◆ Dataset extract:
━━━━
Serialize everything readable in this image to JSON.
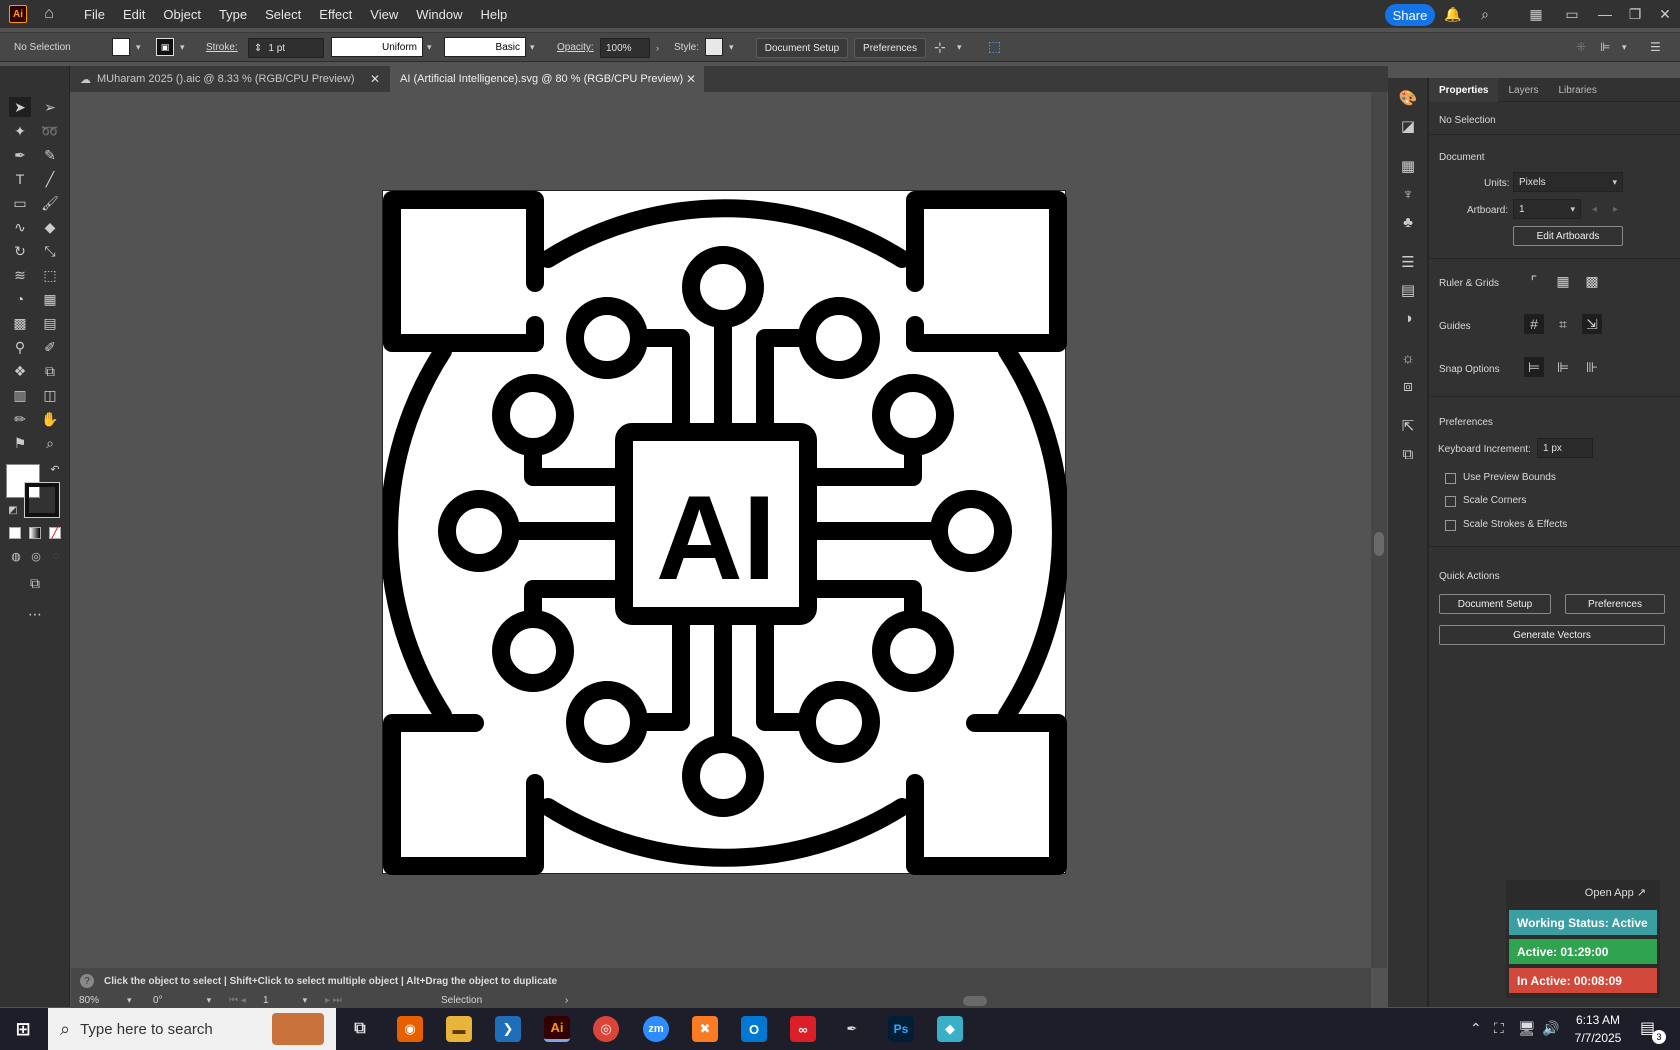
{
  "app": {
    "logo": "Ai",
    "menus": [
      "File",
      "Edit",
      "Object",
      "Type",
      "Select",
      "Effect",
      "View",
      "Window",
      "Help"
    ],
    "share": "Share"
  },
  "control": {
    "selection": "No Selection",
    "stroke_label": "Stroke:",
    "stroke_value": "1 pt",
    "profile": "Uniform",
    "brush": "Basic",
    "opacity_label": "Opacity:",
    "opacity_value": "100%",
    "style_label": "Style:",
    "doc_setup": "Document Setup",
    "preferences": "Preferences"
  },
  "tabs": [
    {
      "label": "MUharam 2025 ().aic @ 8.33 % (RGB/CPU Preview)"
    },
    {
      "label": "AI (Artificial Intelligence).svg @ 80 % (RGB/CPU Preview)"
    }
  ],
  "artwork": {
    "text": "AI"
  },
  "status": {
    "hint": "Click the object to select  |  Shift+Click to select multiple object  |  Alt+Drag the object to duplicate",
    "zoom": "80%",
    "angle": "0°",
    "artboard": "1",
    "tool": "Selection"
  },
  "properties": {
    "tabs": [
      "Properties",
      "Layers",
      "Libraries"
    ],
    "selection": "No Selection",
    "document": "Document",
    "units_label": "Units:",
    "units": "Pixels",
    "artboard_label": "Artboard:",
    "artboard": "1",
    "edit_artboards": "Edit Artboards",
    "ruler": "Ruler & Grids",
    "guides": "Guides",
    "snap": "Snap Options",
    "preferences": "Preferences",
    "kb_label": "Keyboard Increment:",
    "kb_value": "1 px",
    "cb1": "Use Preview Bounds",
    "cb2": "Scale Corners",
    "cb3": "Scale Strokes & Effects",
    "quick": "Quick Actions",
    "qa_doc": "Document Setup",
    "qa_pref": "Preferences",
    "qa_gen": "Generate Vectors"
  },
  "widget": {
    "open": "Open App ↗",
    "working": "Working Status: Active",
    "active": "Active: 01:29:00",
    "inactive": "In Active: 00:08:09"
  },
  "taskbar": {
    "search": "Type here to search",
    "time": "6:13 AM",
    "date": "7/7/2025",
    "notif": "3"
  },
  "colors": {
    "accent": "#1473e6",
    "working": "#3a9ea3",
    "active": "#2fa34f",
    "inactive": "#d2493b"
  }
}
━━━━
Without the pictures, copy the material exactly as given.

◆ Answer to the exercise:
Serialize everything readable in this image to JSON.
{
  "app": {
    "logo": "Ai",
    "menus": [
      "File",
      "Edit",
      "Object",
      "Type",
      "Select",
      "Effect",
      "View",
      "Window",
      "Help"
    ],
    "share": "Share"
  },
  "control": {
    "selection": "No Selection",
    "stroke_label": "Stroke:",
    "stroke_value": "1 pt",
    "profile": "Uniform",
    "brush": "Basic",
    "opacity_label": "Opacity:",
    "opacity_value": "100%",
    "style_label": "Style:",
    "doc_setup": "Document Setup",
    "preferences": "Preferences"
  },
  "tabs": [
    {
      "label": "MUharam 2025 ().aic @ 8.33 % (RGB/CPU Preview)"
    },
    {
      "label": "AI (Artificial Intelligence).svg @ 80 % (RGB/CPU Preview)"
    }
  ],
  "artwork": {
    "text": "AI"
  },
  "status": {
    "hint": "Click the object to select  |  Shift+Click to select multiple object  |  Alt+Drag the object to duplicate",
    "zoom": "80%",
    "angle": "0°",
    "artboard": "1",
    "tool": "Selection"
  },
  "properties": {
    "tabs": [
      "Properties",
      "Layers",
      "Libraries"
    ],
    "selection": "No Selection",
    "document": "Document",
    "units_label": "Units:",
    "units": "Pixels",
    "artboard_label": "Artboard:",
    "artboard": "1",
    "edit_artboards": "Edit Artboards",
    "ruler": "Ruler & Grids",
    "guides": "Guides",
    "snap": "Snap Options",
    "preferences": "Preferences",
    "kb_label": "Keyboard Increment:",
    "kb_value": "1 px",
    "cb1": "Use Preview Bounds",
    "cb2": "Scale Corners",
    "cb3": "Scale Strokes & Effects",
    "quick": "Quick Actions",
    "qa_doc": "Document Setup",
    "qa_pref": "Preferences",
    "qa_gen": "Generate Vectors"
  },
  "widget": {
    "open": "Open App ↗",
    "working": "Working Status: Active",
    "active": "Active: 01:29:00",
    "inactive": "In Active: 00:08:09"
  },
  "taskbar": {
    "search": "Type here to search",
    "time": "6:13 AM",
    "date": "7/7/2025",
    "notif": "3"
  },
  "colors": {
    "accent": "#1473e6",
    "working": "#3a9ea3",
    "active": "#2fa34f",
    "inactive": "#d2493b"
  }
}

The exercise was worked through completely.